Data listing
»»

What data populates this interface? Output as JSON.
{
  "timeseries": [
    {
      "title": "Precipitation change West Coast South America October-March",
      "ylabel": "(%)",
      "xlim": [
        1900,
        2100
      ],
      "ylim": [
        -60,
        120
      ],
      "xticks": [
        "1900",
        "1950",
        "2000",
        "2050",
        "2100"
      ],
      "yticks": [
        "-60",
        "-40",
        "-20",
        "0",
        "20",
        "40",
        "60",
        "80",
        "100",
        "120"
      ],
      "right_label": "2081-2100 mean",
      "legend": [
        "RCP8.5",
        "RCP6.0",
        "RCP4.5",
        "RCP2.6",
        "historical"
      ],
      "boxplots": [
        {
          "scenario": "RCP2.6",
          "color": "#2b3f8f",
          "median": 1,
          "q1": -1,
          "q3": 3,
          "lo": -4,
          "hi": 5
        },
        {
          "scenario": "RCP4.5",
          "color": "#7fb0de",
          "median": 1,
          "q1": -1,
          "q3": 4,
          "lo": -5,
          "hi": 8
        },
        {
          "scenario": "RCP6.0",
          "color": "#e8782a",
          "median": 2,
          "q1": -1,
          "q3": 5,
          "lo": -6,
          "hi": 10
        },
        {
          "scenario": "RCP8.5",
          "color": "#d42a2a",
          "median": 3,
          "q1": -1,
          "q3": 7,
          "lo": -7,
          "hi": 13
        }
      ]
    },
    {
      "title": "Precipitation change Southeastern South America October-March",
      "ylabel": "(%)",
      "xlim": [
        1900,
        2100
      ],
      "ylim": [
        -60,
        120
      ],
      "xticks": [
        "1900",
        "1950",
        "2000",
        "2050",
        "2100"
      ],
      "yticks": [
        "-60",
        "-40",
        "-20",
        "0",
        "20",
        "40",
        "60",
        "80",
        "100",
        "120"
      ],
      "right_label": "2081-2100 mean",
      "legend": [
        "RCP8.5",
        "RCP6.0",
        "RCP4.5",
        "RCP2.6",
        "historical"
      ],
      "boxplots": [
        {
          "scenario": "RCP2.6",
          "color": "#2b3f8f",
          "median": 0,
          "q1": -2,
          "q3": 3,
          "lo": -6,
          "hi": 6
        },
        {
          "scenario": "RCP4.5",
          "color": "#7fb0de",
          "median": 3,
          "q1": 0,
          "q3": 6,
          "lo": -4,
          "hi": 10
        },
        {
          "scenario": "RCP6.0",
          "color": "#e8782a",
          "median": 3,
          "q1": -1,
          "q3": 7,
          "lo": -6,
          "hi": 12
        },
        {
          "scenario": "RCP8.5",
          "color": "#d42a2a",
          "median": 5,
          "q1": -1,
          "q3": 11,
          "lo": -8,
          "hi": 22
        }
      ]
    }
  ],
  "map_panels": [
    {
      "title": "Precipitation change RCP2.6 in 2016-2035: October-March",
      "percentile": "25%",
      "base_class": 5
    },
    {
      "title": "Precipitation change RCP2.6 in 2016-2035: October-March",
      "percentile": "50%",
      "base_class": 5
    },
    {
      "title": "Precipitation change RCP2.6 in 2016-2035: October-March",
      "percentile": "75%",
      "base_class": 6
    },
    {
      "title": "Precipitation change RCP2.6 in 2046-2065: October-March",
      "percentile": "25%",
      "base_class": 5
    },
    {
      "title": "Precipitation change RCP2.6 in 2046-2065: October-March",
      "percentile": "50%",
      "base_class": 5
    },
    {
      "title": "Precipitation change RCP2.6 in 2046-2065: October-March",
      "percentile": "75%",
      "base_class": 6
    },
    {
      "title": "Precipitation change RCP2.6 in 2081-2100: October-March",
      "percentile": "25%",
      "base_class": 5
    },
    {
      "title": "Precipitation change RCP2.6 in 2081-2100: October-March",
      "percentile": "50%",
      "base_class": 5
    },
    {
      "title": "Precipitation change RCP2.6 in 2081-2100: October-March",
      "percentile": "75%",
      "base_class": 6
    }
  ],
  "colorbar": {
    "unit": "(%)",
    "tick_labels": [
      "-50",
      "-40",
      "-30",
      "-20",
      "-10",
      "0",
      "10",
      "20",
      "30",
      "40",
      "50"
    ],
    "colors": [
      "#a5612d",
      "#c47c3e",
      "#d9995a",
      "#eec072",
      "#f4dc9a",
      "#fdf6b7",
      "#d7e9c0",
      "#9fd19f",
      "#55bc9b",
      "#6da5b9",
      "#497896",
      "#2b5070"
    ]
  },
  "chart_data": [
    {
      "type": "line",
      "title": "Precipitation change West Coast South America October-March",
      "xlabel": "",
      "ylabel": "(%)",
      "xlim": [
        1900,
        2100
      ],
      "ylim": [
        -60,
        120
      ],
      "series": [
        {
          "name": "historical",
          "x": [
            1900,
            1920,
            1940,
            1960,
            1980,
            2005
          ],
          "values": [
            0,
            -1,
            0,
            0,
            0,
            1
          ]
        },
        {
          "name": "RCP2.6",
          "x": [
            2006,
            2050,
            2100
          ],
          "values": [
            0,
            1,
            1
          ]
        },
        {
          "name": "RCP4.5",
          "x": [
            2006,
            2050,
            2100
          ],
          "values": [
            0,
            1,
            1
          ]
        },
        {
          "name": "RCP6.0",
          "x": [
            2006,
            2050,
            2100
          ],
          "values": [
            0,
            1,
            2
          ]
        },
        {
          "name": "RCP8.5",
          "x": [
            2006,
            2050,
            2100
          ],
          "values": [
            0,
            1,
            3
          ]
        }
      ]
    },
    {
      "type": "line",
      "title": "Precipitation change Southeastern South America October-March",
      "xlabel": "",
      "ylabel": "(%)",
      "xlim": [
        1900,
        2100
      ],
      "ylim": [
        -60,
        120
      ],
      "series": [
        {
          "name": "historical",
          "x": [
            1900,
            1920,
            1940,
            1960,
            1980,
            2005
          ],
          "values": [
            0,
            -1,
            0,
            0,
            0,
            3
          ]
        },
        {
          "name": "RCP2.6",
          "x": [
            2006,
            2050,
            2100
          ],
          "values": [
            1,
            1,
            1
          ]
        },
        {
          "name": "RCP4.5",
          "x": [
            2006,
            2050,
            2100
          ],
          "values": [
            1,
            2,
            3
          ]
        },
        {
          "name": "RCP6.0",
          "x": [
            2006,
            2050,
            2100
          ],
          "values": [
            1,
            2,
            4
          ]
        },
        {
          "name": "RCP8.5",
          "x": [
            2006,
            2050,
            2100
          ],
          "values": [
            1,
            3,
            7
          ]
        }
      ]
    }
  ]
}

««

Retype the listing. Match it exactly.

What data populates this interface? Output as JSON.
{
  "timeseries": [
    {
      "title": "Precipitation change West Coast South America October-March",
      "ylabel": "(%)",
      "xlim": [
        1900,
        2100
      ],
      "ylim": [
        -60,
        120
      ],
      "xticks": [
        "1900",
        "1950",
        "2000",
        "2050",
        "2100"
      ],
      "yticks": [
        "-60",
        "-40",
        "-20",
        "0",
        "20",
        "40",
        "60",
        "80",
        "100",
        "120"
      ],
      "right_label": "2081-2100 mean",
      "legend": [
        "RCP8.5",
        "RCP6.0",
        "RCP4.5",
        "RCP2.6",
        "historical"
      ],
      "boxplots": [
        {
          "scenario": "RCP2.6",
          "color": "#2b3f8f",
          "median": 1,
          "q1": -1,
          "q3": 3,
          "lo": -4,
          "hi": 5
        },
        {
          "scenario": "RCP4.5",
          "color": "#7fb0de",
          "median": 1,
          "q1": -1,
          "q3": 4,
          "lo": -5,
          "hi": 8
        },
        {
          "scenario": "RCP6.0",
          "color": "#e8782a",
          "median": 2,
          "q1": -1,
          "q3": 5,
          "lo": -6,
          "hi": 10
        },
        {
          "scenario": "RCP8.5",
          "color": "#d42a2a",
          "median": 3,
          "q1": -1,
          "q3": 7,
          "lo": -7,
          "hi": 13
        }
      ]
    },
    {
      "title": "Precipitation change Southeastern South America October-March",
      "ylabel": "(%)",
      "xlim": [
        1900,
        2100
      ],
      "ylim": [
        -60,
        120
      ],
      "xticks": [
        "1900",
        "1950",
        "2000",
        "2050",
        "2100"
      ],
      "yticks": [
        "-60",
        "-40",
        "-20",
        "0",
        "20",
        "40",
        "60",
        "80",
        "100",
        "120"
      ],
      "right_label": "2081-2100 mean",
      "legend": [
        "RCP8.5",
        "RCP6.0",
        "RCP4.5",
        "RCP2.6",
        "historical"
      ],
      "boxplots": [
        {
          "scenario": "RCP2.6",
          "color": "#2b3f8f",
          "median": 0,
          "q1": -2,
          "q3": 3,
          "lo": -6,
          "hi": 6
        },
        {
          "scenario": "RCP4.5",
          "color": "#7fb0de",
          "median": 3,
          "q1": 0,
          "q3": 6,
          "lo": -4,
          "hi": 10
        },
        {
          "scenario": "RCP6.0",
          "color": "#e8782a",
          "median": 3,
          "q1": -1,
          "q3": 7,
          "lo": -6,
          "hi": 12
        },
        {
          "scenario": "RCP8.5",
          "color": "#d42a2a",
          "median": 5,
          "q1": -1,
          "q3": 11,
          "lo": -8,
          "hi": 22
        }
      ]
    }
  ],
  "map_panels": [
    {
      "title": "Precipitation change RCP2.6 in 2016-2035: October-March",
      "percentile": "25%",
      "base_class": 5
    },
    {
      "title": "Precipitation change RCP2.6 in 2016-2035: October-March",
      "percentile": "50%",
      "base_class": 5
    },
    {
      "title": "Precipitation change RCP2.6 in 2016-2035: October-March",
      "percentile": "75%",
      "base_class": 6
    },
    {
      "title": "Precipitation change RCP2.6 in 2046-2065: October-March",
      "percentile": "25%",
      "base_class": 5
    },
    {
      "title": "Precipitation change RCP2.6 in 2046-2065: October-March",
      "percentile": "50%",
      "base_class": 5
    },
    {
      "title": "Precipitation change RCP2.6 in 2046-2065: October-March",
      "percentile": "75%",
      "base_class": 6
    },
    {
      "title": "Precipitation change RCP2.6 in 2081-2100: October-March",
      "percentile": "25%",
      "base_class": 5
    },
    {
      "title": "Precipitation change RCP2.6 in 2081-2100: October-March",
      "percentile": "50%",
      "base_class": 5
    },
    {
      "title": "Precipitation change RCP2.6 in 2081-2100: October-March",
      "percentile": "75%",
      "base_class": 6
    }
  ],
  "colorbar": {
    "unit": "(%)",
    "tick_labels": [
      "-50",
      "-40",
      "-30",
      "-20",
      "-10",
      "0",
      "10",
      "20",
      "30",
      "40",
      "50"
    ],
    "colors": [
      "#a5612d",
      "#c47c3e",
      "#d9995a",
      "#eec072",
      "#f4dc9a",
      "#fdf6b7",
      "#d7e9c0",
      "#9fd19f",
      "#55bc9b",
      "#6da5b9",
      "#497896",
      "#2b5070"
    ]
  },
  "chart_data": [
    {
      "type": "line",
      "title": "Precipitation change West Coast South America October-March",
      "xlabel": "",
      "ylabel": "(%)",
      "xlim": [
        1900,
        2100
      ],
      "ylim": [
        -60,
        120
      ],
      "series": [
        {
          "name": "historical",
          "x": [
            1900,
            1920,
            1940,
            1960,
            1980,
            2005
          ],
          "values": [
            0,
            -1,
            0,
            0,
            0,
            1
          ]
        },
        {
          "name": "RCP2.6",
          "x": [
            2006,
            2050,
            2100
          ],
          "values": [
            0,
            1,
            1
          ]
        },
        {
          "name": "RCP4.5",
          "x": [
            2006,
            2050,
            2100
          ],
          "values": [
            0,
            1,
            1
          ]
        },
        {
          "name": "RCP6.0",
          "x": [
            2006,
            2050,
            2100
          ],
          "values": [
            0,
            1,
            2
          ]
        },
        {
          "name": "RCP8.5",
          "x": [
            2006,
            2050,
            2100
          ],
          "values": [
            0,
            1,
            3
          ]
        }
      ]
    },
    {
      "type": "line",
      "title": "Precipitation change Southeastern South America October-March",
      "xlabel": "",
      "ylabel": "(%)",
      "xlim": [
        1900,
        2100
      ],
      "ylim": [
        -60,
        120
      ],
      "series": [
        {
          "name": "historical",
          "x": [
            1900,
            1920,
            1940,
            1960,
            1980,
            2005
          ],
          "values": [
            0,
            -1,
            0,
            0,
            0,
            3
          ]
        },
        {
          "name": "RCP2.6",
          "x": [
            2006,
            2050,
            2100
          ],
          "values": [
            1,
            1,
            1
          ]
        },
        {
          "name": "RCP4.5",
          "x": [
            2006,
            2050,
            2100
          ],
          "values": [
            1,
            2,
            3
          ]
        },
        {
          "name": "RCP6.0",
          "x": [
            2006,
            2050,
            2100
          ],
          "values": [
            1,
            2,
            4
          ]
        },
        {
          "name": "RCP8.5",
          "x": [
            2006,
            2050,
            2100
          ],
          "values": [
            1,
            3,
            7
          ]
        }
      ]
    }
  ]
}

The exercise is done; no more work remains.